■ STATED EXERCISE ■
Will you print the material below without altering a single character?
· · · · ·
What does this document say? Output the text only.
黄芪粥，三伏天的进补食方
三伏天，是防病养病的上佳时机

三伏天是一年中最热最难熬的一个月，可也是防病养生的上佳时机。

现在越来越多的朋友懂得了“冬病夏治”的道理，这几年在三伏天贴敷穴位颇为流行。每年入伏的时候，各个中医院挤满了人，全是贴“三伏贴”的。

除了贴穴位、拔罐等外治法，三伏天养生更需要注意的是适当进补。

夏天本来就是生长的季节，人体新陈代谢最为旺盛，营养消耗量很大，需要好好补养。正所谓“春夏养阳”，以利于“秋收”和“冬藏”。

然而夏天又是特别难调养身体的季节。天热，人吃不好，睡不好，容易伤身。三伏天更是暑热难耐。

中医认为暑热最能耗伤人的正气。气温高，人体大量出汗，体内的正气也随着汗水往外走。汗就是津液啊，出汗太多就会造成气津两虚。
· · · · ·
■ RESPONSE TO THIS EXERCISE ■
What does this document say? Output the text only.
黄芪粥，三伏天的进补食方
三伏天，是防病养病的上佳时机

三伏天是一年中最热最难熬的一个月，可也是防病养生的上佳时机。

现在越来越多的朋友懂得了“冬病夏治”的道理，这几年在三伏天贴敷穴位颇为流行。每年入伏的时候，各个中医院挤满了人，全是贴“三伏贴”的。

除了贴穴位、拔罐等外治法，三伏天养生更需要注意的是适当进补。

夏天本来就是生长的季节，人体新陈代谢最为旺盛，营养消耗量很大，需要好好补养。正所谓“春夏养阳”，以利于“秋收”和“冬藏”。

然而夏天又是特别难调养身体的季节。天热，人吃不好，睡不好，容易伤身。三伏天更是暑热难耐。

中医认为暑热最能耗伤人的正气。气温高，人体大量出汗，体内的正气也随着汗水往外走。汗就是津液啊，出汗太多就会造成气津两虚。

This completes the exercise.